— Begin Article —

Written on Tuesday, 01 March 2011 07:44

When Englishman Tony Jacklin won the 1969 Open Championship at Royal Lytham it was regarded as a staggering achievement by a single minded and extremely confident golfer.

American superstars dominated the game and there was barely a sprinkling of non-Americans at the top levels of the game. Jacklin, along with South African star, Gary Player, and Australians Bruce Crampton, Bruce Devlin and Peter Thomson were the best of the ‘foreigners'.

There was no official world ranking but the American money list was simply, with a few aforementioned exceptions, full of Americans.

Jacklin's win was followed seven years later not by a win but a second place finish in The Open at Royal Birkdale. Spaniard Severiano Ballesteros' brilliant play was a portent of what was to come.

Seve's contemporaries, Bernhard Langer, Nick Faldo, Sandy Lyle, Ian Woosnam and Jose-Maria Olazabal raised the level and the expectations of European golf to an almost undreamed of level and their success in major championships, and the Ryder Cup, gave those coming behind a belief that they could do well at the very top levels of the game.

Tiger Woods, at the end of the 1990s, replaced Nick Faldo and Greg Norman as the game's dominant player but anyone who looked just below Woods could see Europe was continuing to produce first-class players.

Woods' fall from the top of the game is well-documented and the continual dissection of his swing and his game is now getting quite tiresome and a distraction from the fine play of others.

At the World Match Play Championship in Arizona, which ended on Monday morning, Luke Donald and Martin Kaymer fought out an all-European final and for those who care about the rankings they make for some interesting reading.

Kaymer, despite losing to Donald, ascended to the top position. Lee Westwood fell a single place to No.2, Donald moved to No.3 and US Open champion Graeme McDowell is fourth.

Woods is next but also inside the top 20 are Europeans Paul Casey (7), Rory McIlroy (9), Ian Poulter (13), Robert Karlsson (17) and the aging Spaniard Miguel Angel Jimenez (20) - nine in total.

The game has never been more global and while the Americans still assume their tour is the only place anyone should want to play, the European Tour now hosts events all over the world. There is a good argument to suggest that the enormous variety of both course and condition has expanded the skills of those who chose to participate in the world game.

— End Article —

:: Your goal ::
Extract the full article on European golf's rise in the world rankings, reproducing it word for word. Rely only on the article itself.

— Begin Material provided —

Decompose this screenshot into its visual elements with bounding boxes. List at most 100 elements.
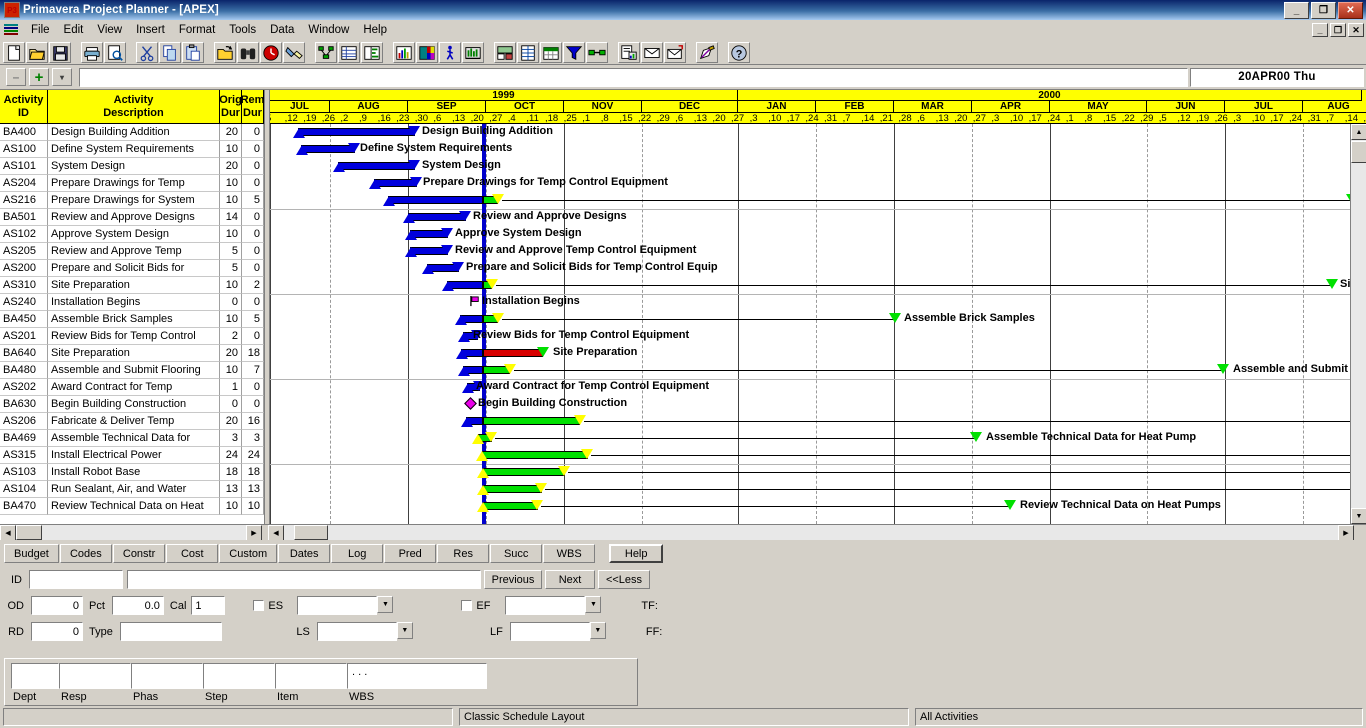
walking-person-button[interactable]	[439, 42, 461, 63]
menu-help[interactable]: Help	[356, 22, 394, 38]
gantt-row[interactable]: System Design	[270, 158, 1366, 175]
gantt-row[interactable]: Prepare and Solicit Bids for Temp Contro…	[270, 260, 1366, 277]
timescale-header[interactable]: 19992000JULAUGSEPOCTNOVDECJANFEBMARAPRMA…	[270, 90, 1366, 124]
od-input[interactable]: 0	[31, 596, 83, 615]
gantt-hscroll-thumb[interactable]	[294, 525, 328, 540]
table-row[interactable]: BA469Assemble Technical Data for33	[0, 430, 264, 447]
cell-description[interactable]: Assemble Brick Samples	[48, 311, 220, 328]
cell-activity-id[interactable]: BA630	[0, 396, 48, 413]
cell-description[interactable]: Site Preparation	[48, 277, 220, 294]
cell-description[interactable]: Begin Building Construction	[48, 396, 220, 413]
cell-activity-id[interactable]: AS200	[0, 260, 48, 277]
cell-orig-dur[interactable]: 5	[220, 260, 242, 277]
cell-rem-dur[interactable]: 0	[242, 243, 264, 260]
close-button[interactable]: ✕	[1338, 2, 1363, 19]
mail-envelope-button[interactable]	[641, 42, 663, 63]
cell-activity-id[interactable]: BA480	[0, 362, 48, 379]
cell-orig-dur[interactable]: 10	[220, 175, 242, 192]
gantt-bar-remaining[interactable]	[482, 451, 588, 459]
table-row[interactable]: AS204Prepare Drawings for Temp100	[0, 175, 264, 192]
gantt-bar[interactable]	[298, 128, 415, 136]
table-row[interactable]: BA450Assemble Brick Samples105	[0, 311, 264, 328]
gantt-row[interactable]: Define System Requirements	[270, 141, 1366, 158]
cell-orig-dur[interactable]: 10	[220, 226, 242, 243]
table-hscroll-track[interactable]	[16, 525, 246, 540]
cell-activity-id[interactable]: AS204	[0, 175, 48, 192]
cell-activity-id[interactable]: AS216	[0, 192, 48, 209]
cell-orig-dur[interactable]: 5	[220, 243, 242, 260]
cell-orig-dur[interactable]: 10	[220, 192, 242, 209]
mail-send-button[interactable]	[664, 42, 686, 63]
pert-network-button[interactable]	[315, 42, 337, 63]
gantt-row[interactable]: Review and Approve Temp Control Equipmen…	[270, 243, 1366, 260]
cell-description[interactable]: Fabricate & Deliver Temp	[48, 413, 220, 430]
cell-activity-id[interactable]: AS206	[0, 413, 48, 430]
cell-description[interactable]: Run Sealant, Air, and Water	[48, 481, 220, 498]
cell-description[interactable]: Review and Approve Designs	[48, 209, 220, 226]
tab-res[interactable]: Res	[437, 544, 489, 563]
cell-description[interactable]: Install Robot Base	[48, 464, 220, 481]
menu-format[interactable]: Format	[172, 22, 222, 38]
cell-rem-dur[interactable]: 0	[242, 294, 264, 311]
open-folder-button[interactable]	[26, 42, 48, 63]
table-row[interactable]: AS201Review Bids for Temp Control20	[0, 328, 264, 345]
gantt-bar[interactable]	[338, 162, 415, 170]
gantt-row[interactable]: Begin Building Construction	[270, 396, 1366, 413]
cell-rem-dur[interactable]: 18	[242, 345, 264, 362]
cell-rem-dur[interactable]: 5	[242, 192, 264, 209]
cell-rem-dur[interactable]: 18	[242, 464, 264, 481]
table-row[interactable]: AS240Installation Begins00	[0, 294, 264, 311]
chevron-down-icon[interactable]: ▼	[377, 596, 393, 613]
dropdown-button[interactable]: ▾	[52, 68, 72, 86]
cell-orig-dur[interactable]: 10	[220, 141, 242, 158]
lf-combo[interactable]: ▼	[510, 622, 606, 641]
cell-orig-dur[interactable]: 2	[220, 328, 242, 345]
tab-custom[interactable]: Custom	[219, 544, 277, 563]
print-preview-button[interactable]	[104, 42, 126, 63]
cell-orig-dur[interactable]: 24	[220, 447, 242, 464]
tab-cost[interactable]: Cost	[166, 544, 218, 563]
filter-indicator[interactable]: All Activities	[915, 708, 1363, 726]
gantt-row[interactable]: Prepare Drawings for System Cont	[270, 192, 1366, 209]
cell-description[interactable]: Site Preparation	[48, 345, 220, 362]
cell-orig-dur[interactable]: 18	[220, 464, 242, 481]
tab-constr[interactable]: Constr	[113, 544, 165, 563]
cell-activity-id[interactable]: BA640	[0, 345, 48, 362]
cell-rem-dur[interactable]: 10	[242, 498, 264, 515]
table-row[interactable]: AS102Approve System Design100	[0, 226, 264, 243]
cell-orig-dur[interactable]: 14	[220, 209, 242, 226]
tab-dates[interactable]: Dates	[278, 544, 330, 563]
cell-orig-dur[interactable]: 10	[220, 277, 242, 294]
previous-button[interactable]: Previous	[484, 570, 542, 589]
table-row[interactable]: BA400Design Building Addition200	[0, 124, 264, 141]
tab-wbs[interactable]: WBS	[543, 544, 595, 563]
cell-orig-dur[interactable]: 20	[220, 124, 242, 141]
cell-activity-id[interactable]: AS315	[0, 447, 48, 464]
cell-rem-dur[interactable]: 0	[242, 379, 264, 396]
gantt-row[interactable]: Site Preparation	[270, 345, 1366, 362]
paste-button[interactable]	[182, 42, 204, 63]
code-input-dept[interactable]	[11, 663, 59, 689]
menu-tools[interactable]: Tools	[222, 22, 263, 38]
binoculars-find-button[interactable]	[237, 42, 259, 63]
activity-table-button[interactable]	[338, 42, 360, 63]
ef-combo[interactable]: ▼	[505, 596, 601, 615]
table-row[interactable]: AS205Review and Approve Temp50	[0, 243, 264, 260]
edit-bar-field[interactable]	[79, 68, 1188, 87]
chevron-down-icon[interactable]: ▼	[397, 622, 413, 639]
column-header-orig-dur[interactable]: Orig Dur	[220, 90, 242, 124]
cell-activity-id[interactable]: AS201	[0, 328, 48, 345]
lf-input[interactable]	[510, 622, 590, 641]
cell-activity-id[interactable]: AS103	[0, 464, 48, 481]
cell-description[interactable]: Installation Begins	[48, 294, 220, 311]
tools-pencil-button[interactable]	[696, 42, 718, 63]
resource-profile-button[interactable]	[416, 42, 438, 63]
cell-activity-id[interactable]: AS310	[0, 277, 48, 294]
cell-orig-dur[interactable]: 10	[220, 498, 242, 515]
cell-rem-dur[interactable]: 0	[242, 226, 264, 243]
table-row[interactable]: BA501Review and Approve Designs140	[0, 209, 264, 226]
es-input[interactable]	[297, 596, 377, 615]
gantt-bar-remaining[interactable]	[483, 468, 565, 476]
scroll-down-button[interactable]: ▼	[1351, 508, 1366, 524]
chevron-down-icon[interactable]: ▼	[585, 596, 601, 613]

— End Material provided —

:: Solution for this exercise ::
Written on Tuesday, 01 March 2011 07:44

When Englishman Tony Jacklin won the 1969 Open Championship at Royal Lytham it was regarded as a staggering achievement by a single minded and extremely confident golfer.

American superstars dominated the game and there was barely a sprinkling of non-Americans at the top levels of the game. Jacklin, along with South African star, Gary Player, and Australians Bruce Crampton, Bruce Devlin and Peter Thomson were the best of the ‘foreigners'.

There was no official world ranking but the American money list was simply, with a few aforementioned exceptions, full of Americans.

Jacklin's win was followed seven years later not by a win but a second place finish in The Open at Royal Birkdale. Spaniard Severiano Ballesteros' brilliant play was a portent of what was to come.

Seve's contemporaries, Bernhard Langer, Nick Faldo, Sandy Lyle, Ian Woosnam and Jose-Maria Olazabal raised the level and the expectations of European golf to an almost undreamed of level and their success in major championships, and the Ryder Cup, gave those coming behind a belief that they could do well at the very top levels of the game.

Tiger Woods, at the end of the 1990s, replaced Nick Faldo and Greg Norman as the game's dominant player but anyone who looked just below Woods could see Europe was continuing to produce first-class players.

Woods' fall from the top of the game is well-documented and the continual dissection of his swing and his game is now getting quite tiresome and a distraction from the fine play of others.

At the World Match Play Championship in Arizona, which ended on Monday morning, Luke Donald and Martin Kaymer fought out an all-European final and for those who care about the rankings they make for some interesting reading.

Kaymer, despite losing to Donald, ascended to the top position. Lee Westwood fell a single place to No.2, Donald moved to No.3 and US Open champion Graeme McDowell is fourth.

Woods is next but also inside the top 20 are Europeans Paul Casey (7), Rory McIlroy (9), Ian Poulter (13), Robert Karlsson (17) and the aging Spaniard Miguel Angel Jimenez (20) - nine in total.

The game has never been more global and while the Americans still assume their tour is the only place anyone should want to play, the European Tour now hosts events all over the world. There is a good argument to suggest that the enormous variety of both course and condition has expanded the skills of those who chose to participate in the world game.